(Recorded data)
━━━
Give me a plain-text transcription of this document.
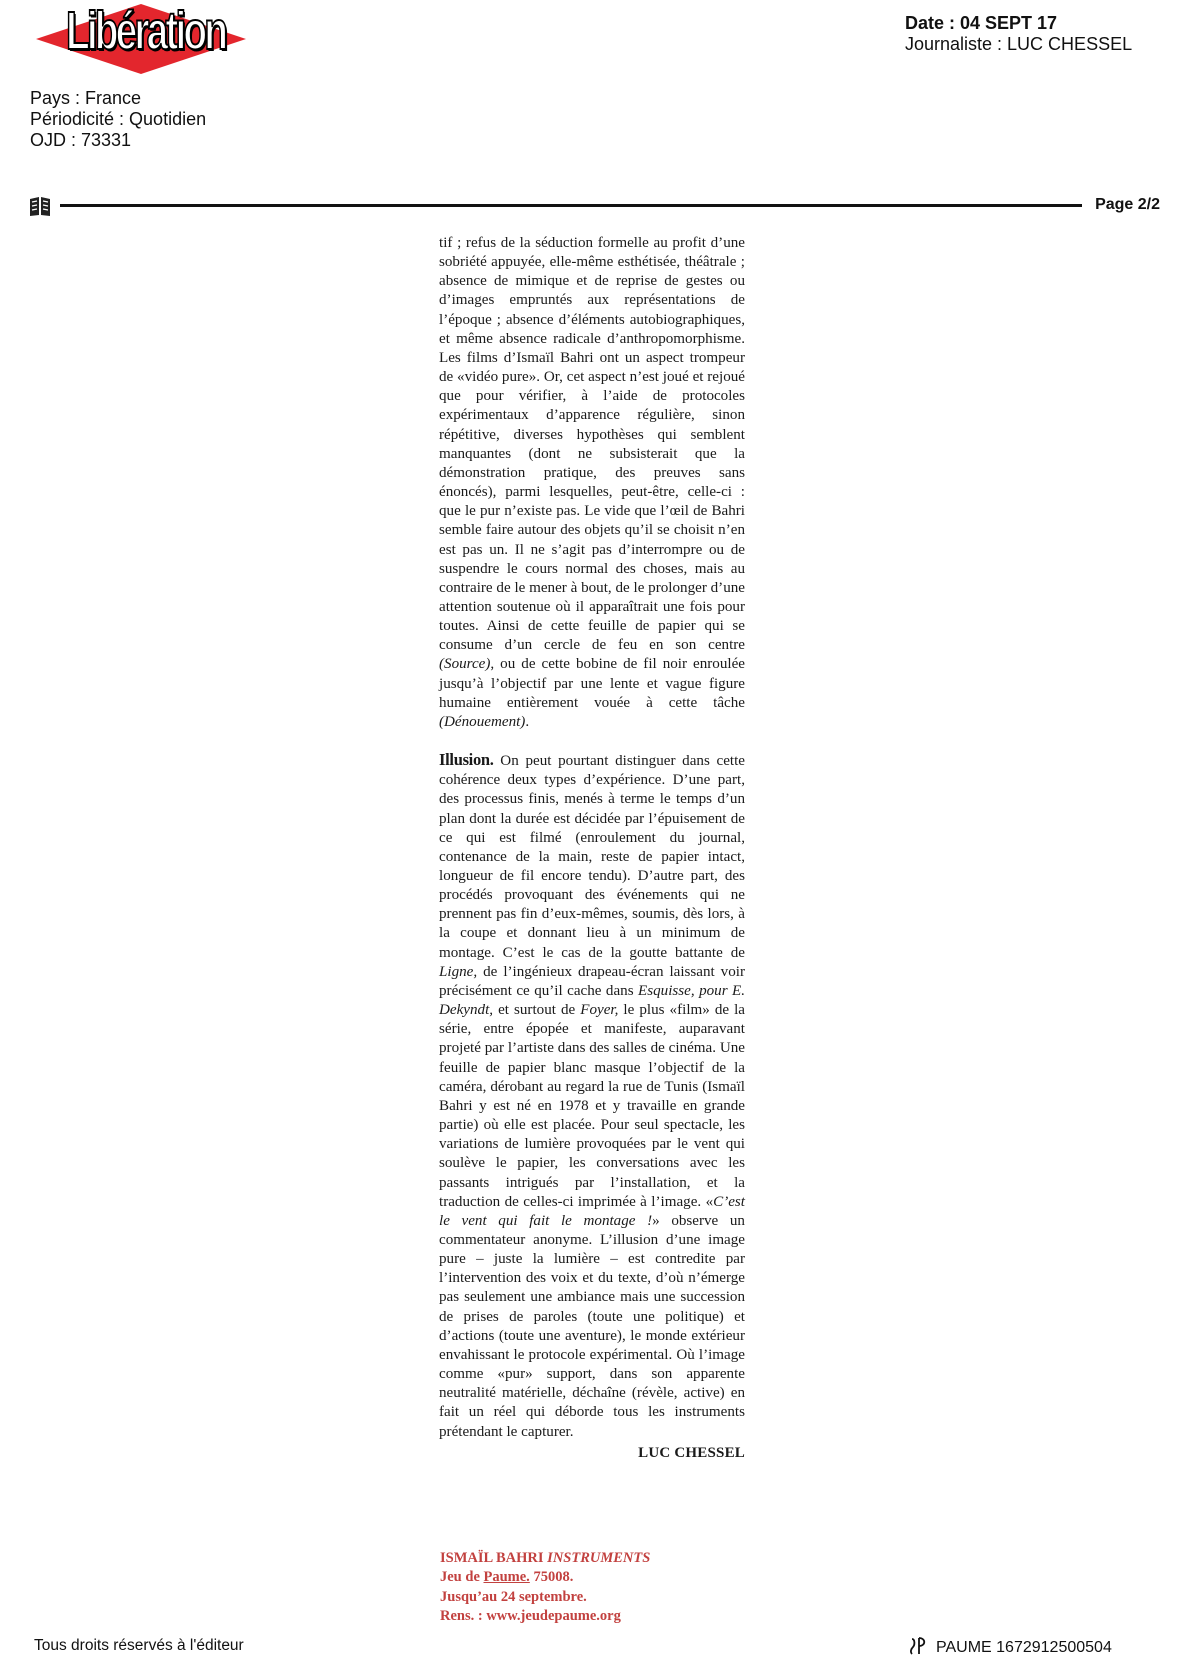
Libération
Pays : France
Périodicité : Quotidien
OJD : 73331
Date : 04 SEPT 17
Journaliste : LUC CHESSEL
Page 2/2

tif ; refus de la séduction formelle au profit d’une sobriété appuyée, elle-même esthétisée, théâtrale ; absence de mimique et de reprise de gestes ou d’images empruntés aux représentations de l’époque ; absence d’éléments autobiographiques, et même absence radicale d’anthropomorphisme. Les films d’Ismaïl Bahri ont un aspect trompeur de «vidéo pure». Or, cet aspect n’est joué et rejoué que pour vérifier, à l’aide de protocoles expérimentaux d’apparence régulière, sinon répétitive, diverses hypothèses qui semblent manquantes (dont ne subsisterait que la démonstration pratique, des preuves sans énoncés), parmi lesquelles, peut-être, celle-ci : que le pur n’existe pas. Le vide que l’œil de Bahri semble faire autour des objets qu’il se choisit n’en est pas un. Il ne s’agit pas d’interrompre ou de suspendre le cours normal des choses, mais au contraire de le mener à bout, de le prolonger d’une attention soutenue où il apparaîtrait une fois pour toutes. Ainsi de cette feuille de papier qui se consume d’un cercle de feu en son centre (Source), ou de cette bobine de fil noir enroulée jusqu’à l’objectif par une lente et vague figure humaine entièrement vouée à cette tâche (Dénouement).

Illusion. On peut pourtant distinguer dans cette cohérence deux types d’expérience. D’une part, des processus finis, menés à terme le temps d’un plan dont la durée est décidée par l’épuisement de ce qui est filmé (enroulement du journal, contenance de la main, reste de papier intact, longueur de fil encore tendu). D’autre part, des procédés provoquant des événements qui ne prennent pas fin d’eux-mêmes, soumis, dès lors, à la coupe et donnant lieu à un minimum de montage. C’est le cas de la goutte battante de Ligne, de l’ingénieux drapeau-écran laissant voir précisément ce qu’il cache dans Esquisse, pour E. Dekyndt, et surtout de Foyer, le plus «film» de la série, entre épopée et manifeste, auparavant projeté par l’artiste dans des salles de cinéma. Une feuille de papier blanc masque l’objectif de la caméra, dérobant au regard la rue de Tunis (Ismaïl Bahri y est né en 1978 et y travaille en grande partie) où elle est placée. Pour seul spectacle, les variations de lumière provoquées par le vent qui soulève le papier, les conversations avec les passants intrigués par l’installation, et la traduction de celles-ci imprimée à l’image. «C’est le vent qui fait le montage !» observe un commentateur anonyme. L’illusion d’une image pure – juste la lumière – est contredite par l’intervention des voix et du texte, d’où n’émerge pas seulement une ambiance mais une succession de prises de paroles (toute une politique) et d’actions (toute une aventure), le monde extérieur envahissant le protocole expérimental. Où l’image comme «pur» support, dans son apparente neutralité matérielle, déchaîne (révèle, active) en fait un réel qui déborde tous les instruments prétendant le capturer.

LUC CHESSEL
ISMAÏL BAHRI INSTRUMENTS
Jeu de Paume. 75008.
Jusqu’au 24 septembre.
Rens. : www.jeudepaume.org
Tous droits réservés à l'éditeur	PAUME 1672912500504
━━━
Objective
Locate all lines in the listing above with the word "CHESSEL". Copy them.

Result
Journaliste : LUC CHESSEL
LUC CHESSEL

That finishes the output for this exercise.